** Start of Task inputs **

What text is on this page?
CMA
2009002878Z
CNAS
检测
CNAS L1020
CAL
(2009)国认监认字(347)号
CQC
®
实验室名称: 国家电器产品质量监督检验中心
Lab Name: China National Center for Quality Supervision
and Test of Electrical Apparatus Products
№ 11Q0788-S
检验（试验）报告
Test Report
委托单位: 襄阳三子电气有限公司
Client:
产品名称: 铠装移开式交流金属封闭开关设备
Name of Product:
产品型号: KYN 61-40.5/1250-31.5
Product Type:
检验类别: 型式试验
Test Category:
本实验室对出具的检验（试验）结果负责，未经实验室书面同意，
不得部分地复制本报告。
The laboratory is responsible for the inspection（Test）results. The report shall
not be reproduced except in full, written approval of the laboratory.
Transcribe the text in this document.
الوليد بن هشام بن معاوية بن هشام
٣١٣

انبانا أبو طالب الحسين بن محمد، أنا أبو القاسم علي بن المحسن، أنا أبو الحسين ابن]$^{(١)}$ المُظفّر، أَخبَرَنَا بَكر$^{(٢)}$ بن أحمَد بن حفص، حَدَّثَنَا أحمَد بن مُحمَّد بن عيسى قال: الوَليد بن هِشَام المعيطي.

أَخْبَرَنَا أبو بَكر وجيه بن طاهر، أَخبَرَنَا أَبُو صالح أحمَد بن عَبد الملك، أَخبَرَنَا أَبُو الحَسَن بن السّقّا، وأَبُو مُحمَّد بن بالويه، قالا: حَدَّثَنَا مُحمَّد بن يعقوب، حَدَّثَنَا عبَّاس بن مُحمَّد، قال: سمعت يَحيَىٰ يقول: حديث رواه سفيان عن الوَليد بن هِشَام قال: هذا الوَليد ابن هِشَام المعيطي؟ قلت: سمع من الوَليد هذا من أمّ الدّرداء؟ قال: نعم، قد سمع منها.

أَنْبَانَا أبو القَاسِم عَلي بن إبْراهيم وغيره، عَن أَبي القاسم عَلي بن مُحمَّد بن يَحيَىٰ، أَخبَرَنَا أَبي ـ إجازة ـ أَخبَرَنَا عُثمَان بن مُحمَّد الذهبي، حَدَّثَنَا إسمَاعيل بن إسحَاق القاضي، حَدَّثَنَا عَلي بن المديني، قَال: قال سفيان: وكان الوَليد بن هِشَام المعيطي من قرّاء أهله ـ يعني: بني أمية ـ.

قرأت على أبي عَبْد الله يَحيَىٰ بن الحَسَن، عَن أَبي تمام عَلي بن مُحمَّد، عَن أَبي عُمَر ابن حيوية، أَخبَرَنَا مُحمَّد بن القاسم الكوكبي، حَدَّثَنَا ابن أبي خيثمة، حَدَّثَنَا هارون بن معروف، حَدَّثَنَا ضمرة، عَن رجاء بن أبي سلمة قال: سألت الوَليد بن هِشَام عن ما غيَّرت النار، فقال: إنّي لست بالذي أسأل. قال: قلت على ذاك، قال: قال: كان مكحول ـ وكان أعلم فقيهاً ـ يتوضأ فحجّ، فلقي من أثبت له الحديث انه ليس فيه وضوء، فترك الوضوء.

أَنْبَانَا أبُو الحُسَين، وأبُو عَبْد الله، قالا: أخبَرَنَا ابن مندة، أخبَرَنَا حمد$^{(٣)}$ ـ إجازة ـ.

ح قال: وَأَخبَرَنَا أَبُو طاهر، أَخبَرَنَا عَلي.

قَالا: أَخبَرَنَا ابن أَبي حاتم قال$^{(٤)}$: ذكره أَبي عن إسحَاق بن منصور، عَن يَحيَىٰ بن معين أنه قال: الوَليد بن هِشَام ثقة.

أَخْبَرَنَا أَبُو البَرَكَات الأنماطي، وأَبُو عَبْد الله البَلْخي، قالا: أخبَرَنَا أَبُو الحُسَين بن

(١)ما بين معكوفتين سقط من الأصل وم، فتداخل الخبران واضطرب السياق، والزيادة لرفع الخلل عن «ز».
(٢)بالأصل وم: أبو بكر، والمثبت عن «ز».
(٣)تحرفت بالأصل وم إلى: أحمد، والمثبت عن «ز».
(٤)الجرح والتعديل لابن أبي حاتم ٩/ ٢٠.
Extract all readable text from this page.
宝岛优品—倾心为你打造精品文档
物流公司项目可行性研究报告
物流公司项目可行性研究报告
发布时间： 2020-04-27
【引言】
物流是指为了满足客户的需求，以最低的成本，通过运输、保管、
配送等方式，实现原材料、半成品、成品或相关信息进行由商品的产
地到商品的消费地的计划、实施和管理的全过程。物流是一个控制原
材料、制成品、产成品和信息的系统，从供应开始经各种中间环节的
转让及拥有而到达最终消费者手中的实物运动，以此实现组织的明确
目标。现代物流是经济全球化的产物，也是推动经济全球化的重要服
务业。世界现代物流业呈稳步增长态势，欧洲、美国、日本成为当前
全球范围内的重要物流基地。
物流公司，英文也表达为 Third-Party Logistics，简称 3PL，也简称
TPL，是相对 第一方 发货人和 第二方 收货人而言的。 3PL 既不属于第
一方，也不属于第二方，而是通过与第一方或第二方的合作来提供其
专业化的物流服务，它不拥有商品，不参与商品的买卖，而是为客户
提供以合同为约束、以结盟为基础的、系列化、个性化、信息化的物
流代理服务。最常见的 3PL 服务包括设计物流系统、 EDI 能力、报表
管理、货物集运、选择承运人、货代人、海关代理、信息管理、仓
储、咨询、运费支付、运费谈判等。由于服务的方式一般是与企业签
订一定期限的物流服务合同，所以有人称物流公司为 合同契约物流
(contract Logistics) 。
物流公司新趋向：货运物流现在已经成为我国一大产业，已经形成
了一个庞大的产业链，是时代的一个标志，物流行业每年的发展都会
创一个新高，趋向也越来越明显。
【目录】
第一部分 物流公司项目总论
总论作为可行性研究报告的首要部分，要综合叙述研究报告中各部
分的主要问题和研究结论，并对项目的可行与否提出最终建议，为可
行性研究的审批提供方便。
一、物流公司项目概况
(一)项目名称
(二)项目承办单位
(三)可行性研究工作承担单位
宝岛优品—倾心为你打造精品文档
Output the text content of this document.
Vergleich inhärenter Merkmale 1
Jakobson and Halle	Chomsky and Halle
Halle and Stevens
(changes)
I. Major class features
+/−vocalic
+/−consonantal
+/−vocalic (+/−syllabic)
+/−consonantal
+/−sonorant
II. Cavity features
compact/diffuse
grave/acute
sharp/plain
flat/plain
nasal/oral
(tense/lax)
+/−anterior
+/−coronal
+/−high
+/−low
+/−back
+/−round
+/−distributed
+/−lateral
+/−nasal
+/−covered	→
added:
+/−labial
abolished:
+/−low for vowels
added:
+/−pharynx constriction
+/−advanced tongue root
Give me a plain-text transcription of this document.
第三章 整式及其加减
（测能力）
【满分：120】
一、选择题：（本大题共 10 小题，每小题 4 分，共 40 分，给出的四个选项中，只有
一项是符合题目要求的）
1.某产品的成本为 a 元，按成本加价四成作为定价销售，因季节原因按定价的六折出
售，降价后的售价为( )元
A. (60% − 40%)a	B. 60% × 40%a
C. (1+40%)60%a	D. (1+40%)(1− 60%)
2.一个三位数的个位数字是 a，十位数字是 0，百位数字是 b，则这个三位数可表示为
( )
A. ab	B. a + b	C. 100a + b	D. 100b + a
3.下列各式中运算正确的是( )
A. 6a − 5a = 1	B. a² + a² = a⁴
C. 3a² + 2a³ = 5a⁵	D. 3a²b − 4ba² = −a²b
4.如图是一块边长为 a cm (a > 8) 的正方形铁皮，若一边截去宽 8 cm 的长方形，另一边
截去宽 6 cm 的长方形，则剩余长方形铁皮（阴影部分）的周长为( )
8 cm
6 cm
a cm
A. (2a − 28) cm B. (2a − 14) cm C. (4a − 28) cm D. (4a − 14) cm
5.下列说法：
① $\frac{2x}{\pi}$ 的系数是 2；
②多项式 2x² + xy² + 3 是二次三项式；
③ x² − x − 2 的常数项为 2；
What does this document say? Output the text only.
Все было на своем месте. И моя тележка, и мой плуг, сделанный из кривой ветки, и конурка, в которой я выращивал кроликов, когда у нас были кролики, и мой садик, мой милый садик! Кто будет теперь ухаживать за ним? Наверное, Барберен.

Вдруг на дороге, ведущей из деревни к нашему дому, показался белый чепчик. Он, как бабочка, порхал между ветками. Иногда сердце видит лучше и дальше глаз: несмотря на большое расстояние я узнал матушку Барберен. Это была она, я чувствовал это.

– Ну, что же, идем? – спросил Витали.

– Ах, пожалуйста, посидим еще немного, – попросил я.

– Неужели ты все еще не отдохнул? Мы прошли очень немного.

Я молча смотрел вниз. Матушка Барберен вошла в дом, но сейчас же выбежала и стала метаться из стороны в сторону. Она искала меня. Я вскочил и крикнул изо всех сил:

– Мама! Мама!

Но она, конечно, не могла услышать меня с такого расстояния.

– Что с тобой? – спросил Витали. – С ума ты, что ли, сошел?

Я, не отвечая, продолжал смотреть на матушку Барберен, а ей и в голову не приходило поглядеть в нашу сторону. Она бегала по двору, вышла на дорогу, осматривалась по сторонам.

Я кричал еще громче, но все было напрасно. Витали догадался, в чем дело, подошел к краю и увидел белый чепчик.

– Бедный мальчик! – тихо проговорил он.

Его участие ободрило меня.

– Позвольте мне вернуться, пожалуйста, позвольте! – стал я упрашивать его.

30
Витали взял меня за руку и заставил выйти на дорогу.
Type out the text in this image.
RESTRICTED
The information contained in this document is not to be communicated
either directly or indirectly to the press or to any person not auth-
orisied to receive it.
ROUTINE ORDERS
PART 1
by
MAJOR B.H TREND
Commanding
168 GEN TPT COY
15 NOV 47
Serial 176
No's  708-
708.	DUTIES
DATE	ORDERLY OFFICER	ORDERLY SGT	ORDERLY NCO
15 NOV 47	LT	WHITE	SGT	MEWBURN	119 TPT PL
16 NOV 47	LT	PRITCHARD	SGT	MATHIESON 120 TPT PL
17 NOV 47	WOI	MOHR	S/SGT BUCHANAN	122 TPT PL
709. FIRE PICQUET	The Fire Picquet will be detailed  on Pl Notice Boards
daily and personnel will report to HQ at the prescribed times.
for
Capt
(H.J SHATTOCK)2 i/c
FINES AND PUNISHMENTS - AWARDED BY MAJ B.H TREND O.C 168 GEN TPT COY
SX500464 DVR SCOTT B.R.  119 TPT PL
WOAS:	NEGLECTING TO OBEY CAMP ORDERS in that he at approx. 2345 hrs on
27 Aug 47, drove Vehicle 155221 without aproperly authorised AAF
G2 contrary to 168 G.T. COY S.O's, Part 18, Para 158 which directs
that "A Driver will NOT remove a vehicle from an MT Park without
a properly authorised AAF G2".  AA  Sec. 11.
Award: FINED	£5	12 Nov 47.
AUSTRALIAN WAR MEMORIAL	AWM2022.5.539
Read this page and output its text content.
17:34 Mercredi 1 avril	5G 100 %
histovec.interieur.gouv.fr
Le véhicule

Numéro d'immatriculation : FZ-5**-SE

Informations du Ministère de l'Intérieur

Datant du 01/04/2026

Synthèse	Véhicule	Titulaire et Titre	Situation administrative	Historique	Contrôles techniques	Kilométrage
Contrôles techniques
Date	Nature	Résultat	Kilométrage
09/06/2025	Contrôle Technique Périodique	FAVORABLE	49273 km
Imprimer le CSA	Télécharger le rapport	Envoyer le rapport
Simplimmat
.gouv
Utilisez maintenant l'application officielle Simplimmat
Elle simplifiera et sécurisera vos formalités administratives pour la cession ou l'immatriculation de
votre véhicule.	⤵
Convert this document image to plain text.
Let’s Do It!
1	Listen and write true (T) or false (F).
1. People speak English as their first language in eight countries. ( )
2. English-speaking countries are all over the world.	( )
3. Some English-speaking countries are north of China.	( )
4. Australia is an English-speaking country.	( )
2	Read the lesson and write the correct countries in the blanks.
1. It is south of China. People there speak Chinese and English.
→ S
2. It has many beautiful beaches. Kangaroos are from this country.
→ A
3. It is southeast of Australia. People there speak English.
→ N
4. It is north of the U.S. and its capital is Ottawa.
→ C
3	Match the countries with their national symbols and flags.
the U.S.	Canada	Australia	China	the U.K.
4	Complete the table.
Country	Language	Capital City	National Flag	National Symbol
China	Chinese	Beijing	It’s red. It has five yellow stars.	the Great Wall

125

** End of Task inputs **

- **Instructions to follow**
In the entries above, count each line holding "قالا" and report the total and nothing more.

- **Complete answer**
3